-------- Data for this exercise --------

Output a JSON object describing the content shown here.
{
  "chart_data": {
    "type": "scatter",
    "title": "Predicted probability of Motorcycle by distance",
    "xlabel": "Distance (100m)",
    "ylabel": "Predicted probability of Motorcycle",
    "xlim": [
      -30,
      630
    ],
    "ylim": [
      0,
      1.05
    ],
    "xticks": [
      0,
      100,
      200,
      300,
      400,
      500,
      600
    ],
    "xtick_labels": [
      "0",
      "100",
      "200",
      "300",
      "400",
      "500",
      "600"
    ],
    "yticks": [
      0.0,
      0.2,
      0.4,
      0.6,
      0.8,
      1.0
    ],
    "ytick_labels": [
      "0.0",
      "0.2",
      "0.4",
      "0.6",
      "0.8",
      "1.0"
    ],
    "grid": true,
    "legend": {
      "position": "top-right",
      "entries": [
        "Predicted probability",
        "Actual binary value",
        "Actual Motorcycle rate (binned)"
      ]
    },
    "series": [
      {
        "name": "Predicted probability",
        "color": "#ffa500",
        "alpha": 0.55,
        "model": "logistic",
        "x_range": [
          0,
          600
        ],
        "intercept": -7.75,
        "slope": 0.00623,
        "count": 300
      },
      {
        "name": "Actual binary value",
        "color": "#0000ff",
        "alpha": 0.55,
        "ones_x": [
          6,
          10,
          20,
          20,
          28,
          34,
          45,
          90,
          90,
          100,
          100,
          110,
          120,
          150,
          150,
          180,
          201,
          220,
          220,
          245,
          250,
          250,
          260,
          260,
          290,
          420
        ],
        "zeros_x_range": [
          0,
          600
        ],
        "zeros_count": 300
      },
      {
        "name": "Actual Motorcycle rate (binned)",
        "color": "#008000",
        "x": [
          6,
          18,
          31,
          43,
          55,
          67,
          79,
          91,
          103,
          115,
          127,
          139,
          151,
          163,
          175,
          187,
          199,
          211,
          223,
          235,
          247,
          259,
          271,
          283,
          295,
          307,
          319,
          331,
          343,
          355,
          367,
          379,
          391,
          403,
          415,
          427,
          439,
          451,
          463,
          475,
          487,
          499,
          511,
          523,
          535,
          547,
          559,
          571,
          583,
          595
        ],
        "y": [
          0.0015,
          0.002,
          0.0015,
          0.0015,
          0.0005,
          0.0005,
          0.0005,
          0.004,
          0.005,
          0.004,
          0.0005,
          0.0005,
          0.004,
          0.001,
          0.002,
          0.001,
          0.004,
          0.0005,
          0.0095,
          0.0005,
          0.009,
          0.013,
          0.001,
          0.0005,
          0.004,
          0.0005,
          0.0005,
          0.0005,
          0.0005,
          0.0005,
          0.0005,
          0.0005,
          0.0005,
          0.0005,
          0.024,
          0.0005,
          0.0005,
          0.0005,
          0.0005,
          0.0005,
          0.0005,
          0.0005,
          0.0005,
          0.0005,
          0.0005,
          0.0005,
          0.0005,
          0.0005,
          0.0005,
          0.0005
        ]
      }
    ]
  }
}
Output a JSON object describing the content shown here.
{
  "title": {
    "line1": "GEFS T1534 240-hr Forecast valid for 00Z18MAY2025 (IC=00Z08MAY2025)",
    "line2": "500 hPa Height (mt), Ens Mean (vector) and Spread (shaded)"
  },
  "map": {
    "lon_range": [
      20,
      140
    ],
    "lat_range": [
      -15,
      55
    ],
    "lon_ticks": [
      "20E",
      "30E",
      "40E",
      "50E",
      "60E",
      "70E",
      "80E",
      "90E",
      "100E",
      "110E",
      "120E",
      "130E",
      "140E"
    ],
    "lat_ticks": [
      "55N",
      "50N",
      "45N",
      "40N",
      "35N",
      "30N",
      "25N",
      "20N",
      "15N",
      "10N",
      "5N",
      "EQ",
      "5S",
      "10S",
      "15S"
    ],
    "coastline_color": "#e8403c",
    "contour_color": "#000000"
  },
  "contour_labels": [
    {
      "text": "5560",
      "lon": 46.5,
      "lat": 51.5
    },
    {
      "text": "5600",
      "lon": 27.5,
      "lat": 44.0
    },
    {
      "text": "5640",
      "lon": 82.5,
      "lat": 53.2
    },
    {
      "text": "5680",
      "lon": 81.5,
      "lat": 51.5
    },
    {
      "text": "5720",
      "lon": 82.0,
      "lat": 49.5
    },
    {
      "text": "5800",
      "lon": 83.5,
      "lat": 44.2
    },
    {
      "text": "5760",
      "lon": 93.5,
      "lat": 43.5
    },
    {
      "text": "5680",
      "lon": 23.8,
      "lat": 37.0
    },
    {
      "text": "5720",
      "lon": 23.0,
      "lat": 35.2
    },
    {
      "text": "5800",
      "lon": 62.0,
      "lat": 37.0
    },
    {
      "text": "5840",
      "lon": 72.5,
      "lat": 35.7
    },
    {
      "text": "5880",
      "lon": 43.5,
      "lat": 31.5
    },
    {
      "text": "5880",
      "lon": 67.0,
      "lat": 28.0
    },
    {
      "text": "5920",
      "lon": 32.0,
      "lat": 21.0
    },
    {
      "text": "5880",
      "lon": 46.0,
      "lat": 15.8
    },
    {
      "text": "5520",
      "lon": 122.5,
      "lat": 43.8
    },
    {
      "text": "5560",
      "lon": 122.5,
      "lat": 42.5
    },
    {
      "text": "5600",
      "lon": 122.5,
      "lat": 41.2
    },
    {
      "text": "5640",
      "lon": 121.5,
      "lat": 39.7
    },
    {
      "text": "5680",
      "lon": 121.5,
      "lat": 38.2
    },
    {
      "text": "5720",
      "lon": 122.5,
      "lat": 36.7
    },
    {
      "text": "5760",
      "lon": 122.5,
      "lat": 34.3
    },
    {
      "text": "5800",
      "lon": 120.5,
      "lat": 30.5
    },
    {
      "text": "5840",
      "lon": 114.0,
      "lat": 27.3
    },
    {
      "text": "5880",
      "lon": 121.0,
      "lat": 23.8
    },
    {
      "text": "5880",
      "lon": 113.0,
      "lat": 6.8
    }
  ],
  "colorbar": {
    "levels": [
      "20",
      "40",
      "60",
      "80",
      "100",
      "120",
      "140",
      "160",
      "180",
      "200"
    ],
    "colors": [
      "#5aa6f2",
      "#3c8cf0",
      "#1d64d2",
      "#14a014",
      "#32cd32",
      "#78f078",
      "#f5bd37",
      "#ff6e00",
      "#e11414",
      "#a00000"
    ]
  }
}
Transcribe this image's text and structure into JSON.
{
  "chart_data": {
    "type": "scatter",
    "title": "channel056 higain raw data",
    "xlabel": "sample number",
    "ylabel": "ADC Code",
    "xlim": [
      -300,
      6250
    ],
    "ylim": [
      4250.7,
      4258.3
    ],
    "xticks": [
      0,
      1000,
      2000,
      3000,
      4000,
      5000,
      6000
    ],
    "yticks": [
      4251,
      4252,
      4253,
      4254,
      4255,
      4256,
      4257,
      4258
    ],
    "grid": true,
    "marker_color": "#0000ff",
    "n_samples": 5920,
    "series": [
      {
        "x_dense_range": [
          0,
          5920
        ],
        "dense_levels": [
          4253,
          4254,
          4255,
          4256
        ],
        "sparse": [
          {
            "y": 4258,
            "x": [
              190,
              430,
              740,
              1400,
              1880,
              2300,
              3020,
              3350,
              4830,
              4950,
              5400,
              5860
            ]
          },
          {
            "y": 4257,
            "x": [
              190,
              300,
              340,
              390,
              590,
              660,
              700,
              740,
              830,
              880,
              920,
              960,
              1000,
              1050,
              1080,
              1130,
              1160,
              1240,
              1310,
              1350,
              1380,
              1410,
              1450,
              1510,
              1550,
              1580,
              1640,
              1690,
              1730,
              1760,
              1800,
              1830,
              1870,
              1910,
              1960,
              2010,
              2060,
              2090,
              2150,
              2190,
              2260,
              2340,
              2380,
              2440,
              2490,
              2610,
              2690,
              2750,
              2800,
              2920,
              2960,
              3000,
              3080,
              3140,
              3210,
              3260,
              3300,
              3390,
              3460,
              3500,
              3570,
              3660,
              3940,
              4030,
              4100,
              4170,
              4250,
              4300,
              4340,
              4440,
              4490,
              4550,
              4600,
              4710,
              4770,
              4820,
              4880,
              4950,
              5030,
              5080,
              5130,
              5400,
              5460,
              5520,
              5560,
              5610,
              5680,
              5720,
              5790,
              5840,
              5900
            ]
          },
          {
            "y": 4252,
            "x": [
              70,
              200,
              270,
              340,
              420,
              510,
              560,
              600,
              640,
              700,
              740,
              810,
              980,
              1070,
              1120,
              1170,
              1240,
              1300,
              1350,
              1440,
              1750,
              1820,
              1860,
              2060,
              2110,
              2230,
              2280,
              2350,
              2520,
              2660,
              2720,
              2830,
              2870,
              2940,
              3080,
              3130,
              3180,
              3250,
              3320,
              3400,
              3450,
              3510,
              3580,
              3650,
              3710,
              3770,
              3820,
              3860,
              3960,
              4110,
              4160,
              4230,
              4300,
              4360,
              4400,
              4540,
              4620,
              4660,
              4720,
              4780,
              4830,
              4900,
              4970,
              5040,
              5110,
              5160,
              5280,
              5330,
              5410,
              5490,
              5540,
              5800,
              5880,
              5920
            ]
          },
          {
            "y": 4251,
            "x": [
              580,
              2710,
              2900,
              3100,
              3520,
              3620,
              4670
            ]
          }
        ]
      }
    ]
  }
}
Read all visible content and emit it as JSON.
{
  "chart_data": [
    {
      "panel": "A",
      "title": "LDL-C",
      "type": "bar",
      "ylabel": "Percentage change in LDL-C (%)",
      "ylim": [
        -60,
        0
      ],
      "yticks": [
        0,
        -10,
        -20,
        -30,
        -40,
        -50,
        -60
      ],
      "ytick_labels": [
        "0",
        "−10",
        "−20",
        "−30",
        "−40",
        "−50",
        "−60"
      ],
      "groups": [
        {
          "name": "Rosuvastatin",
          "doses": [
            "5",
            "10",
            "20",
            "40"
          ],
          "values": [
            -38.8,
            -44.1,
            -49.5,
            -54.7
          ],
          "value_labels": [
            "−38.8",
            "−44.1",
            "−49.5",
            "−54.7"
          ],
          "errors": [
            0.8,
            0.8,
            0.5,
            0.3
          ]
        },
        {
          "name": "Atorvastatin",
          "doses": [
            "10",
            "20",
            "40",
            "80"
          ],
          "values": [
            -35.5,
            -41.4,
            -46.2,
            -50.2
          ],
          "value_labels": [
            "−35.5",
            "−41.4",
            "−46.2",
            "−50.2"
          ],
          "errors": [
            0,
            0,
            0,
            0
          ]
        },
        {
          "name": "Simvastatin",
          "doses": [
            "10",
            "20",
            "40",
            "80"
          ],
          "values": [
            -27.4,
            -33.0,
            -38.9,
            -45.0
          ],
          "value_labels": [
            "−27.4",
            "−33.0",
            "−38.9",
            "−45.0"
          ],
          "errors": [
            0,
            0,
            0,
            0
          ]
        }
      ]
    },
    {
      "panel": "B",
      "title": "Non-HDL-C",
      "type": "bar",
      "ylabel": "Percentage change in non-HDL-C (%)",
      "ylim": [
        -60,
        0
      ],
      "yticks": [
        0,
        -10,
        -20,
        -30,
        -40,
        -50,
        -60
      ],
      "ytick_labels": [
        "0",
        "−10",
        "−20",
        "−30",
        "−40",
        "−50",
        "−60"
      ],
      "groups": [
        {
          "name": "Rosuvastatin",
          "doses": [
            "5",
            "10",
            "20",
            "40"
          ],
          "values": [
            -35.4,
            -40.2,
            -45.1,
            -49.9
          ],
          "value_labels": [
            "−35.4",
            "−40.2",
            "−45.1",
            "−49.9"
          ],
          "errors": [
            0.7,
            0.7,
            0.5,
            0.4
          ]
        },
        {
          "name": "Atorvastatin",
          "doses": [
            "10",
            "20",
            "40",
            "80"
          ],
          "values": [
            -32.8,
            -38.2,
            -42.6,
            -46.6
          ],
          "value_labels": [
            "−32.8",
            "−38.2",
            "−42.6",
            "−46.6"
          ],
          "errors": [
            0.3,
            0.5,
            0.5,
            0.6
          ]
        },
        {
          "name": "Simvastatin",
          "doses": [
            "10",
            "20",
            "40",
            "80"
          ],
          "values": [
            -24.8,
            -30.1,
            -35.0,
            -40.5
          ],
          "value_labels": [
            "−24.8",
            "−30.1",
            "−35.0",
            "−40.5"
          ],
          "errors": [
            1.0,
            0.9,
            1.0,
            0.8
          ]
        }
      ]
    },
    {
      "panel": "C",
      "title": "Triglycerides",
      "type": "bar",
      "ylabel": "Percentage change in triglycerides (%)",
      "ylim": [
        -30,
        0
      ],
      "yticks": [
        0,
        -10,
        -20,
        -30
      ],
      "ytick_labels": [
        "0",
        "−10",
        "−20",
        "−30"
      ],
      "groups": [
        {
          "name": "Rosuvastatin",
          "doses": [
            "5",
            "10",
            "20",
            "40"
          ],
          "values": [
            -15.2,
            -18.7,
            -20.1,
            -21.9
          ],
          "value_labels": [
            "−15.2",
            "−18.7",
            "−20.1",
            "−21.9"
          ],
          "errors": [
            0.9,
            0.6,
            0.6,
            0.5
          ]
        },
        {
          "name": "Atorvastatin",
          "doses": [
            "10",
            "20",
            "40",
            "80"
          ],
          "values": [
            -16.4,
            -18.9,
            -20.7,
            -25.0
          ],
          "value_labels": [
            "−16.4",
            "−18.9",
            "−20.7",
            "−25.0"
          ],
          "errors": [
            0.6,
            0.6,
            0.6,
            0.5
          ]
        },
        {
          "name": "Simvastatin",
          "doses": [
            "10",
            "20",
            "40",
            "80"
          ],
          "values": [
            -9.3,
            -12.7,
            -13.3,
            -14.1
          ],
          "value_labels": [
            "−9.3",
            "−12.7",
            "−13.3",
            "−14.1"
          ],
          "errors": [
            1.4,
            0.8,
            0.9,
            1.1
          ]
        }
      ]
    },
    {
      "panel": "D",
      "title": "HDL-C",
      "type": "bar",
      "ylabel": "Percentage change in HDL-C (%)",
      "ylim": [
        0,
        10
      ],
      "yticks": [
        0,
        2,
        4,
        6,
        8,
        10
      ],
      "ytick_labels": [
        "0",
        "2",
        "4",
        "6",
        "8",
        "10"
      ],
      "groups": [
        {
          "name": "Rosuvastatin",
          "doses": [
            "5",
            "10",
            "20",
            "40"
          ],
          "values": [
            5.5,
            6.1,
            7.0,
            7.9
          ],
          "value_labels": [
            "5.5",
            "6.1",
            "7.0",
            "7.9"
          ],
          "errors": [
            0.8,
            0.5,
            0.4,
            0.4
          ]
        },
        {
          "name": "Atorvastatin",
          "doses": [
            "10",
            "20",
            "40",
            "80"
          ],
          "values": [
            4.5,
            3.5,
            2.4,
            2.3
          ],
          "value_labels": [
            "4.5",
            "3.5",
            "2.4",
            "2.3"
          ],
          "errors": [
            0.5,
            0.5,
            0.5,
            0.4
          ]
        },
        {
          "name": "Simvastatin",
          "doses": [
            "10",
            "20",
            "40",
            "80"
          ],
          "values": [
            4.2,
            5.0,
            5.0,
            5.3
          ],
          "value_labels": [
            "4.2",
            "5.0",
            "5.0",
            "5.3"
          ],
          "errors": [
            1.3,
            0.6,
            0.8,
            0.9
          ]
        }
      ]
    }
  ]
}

--------

Task ::
Extract lines where the string "JSON" occurs.

Exercise solution ::
Output a JSON object describing the content shown here.
Output a JSON object describing the content shown here.
Transcribe this image's text and structure into JSON.
Read all visible content and emit it as JSON.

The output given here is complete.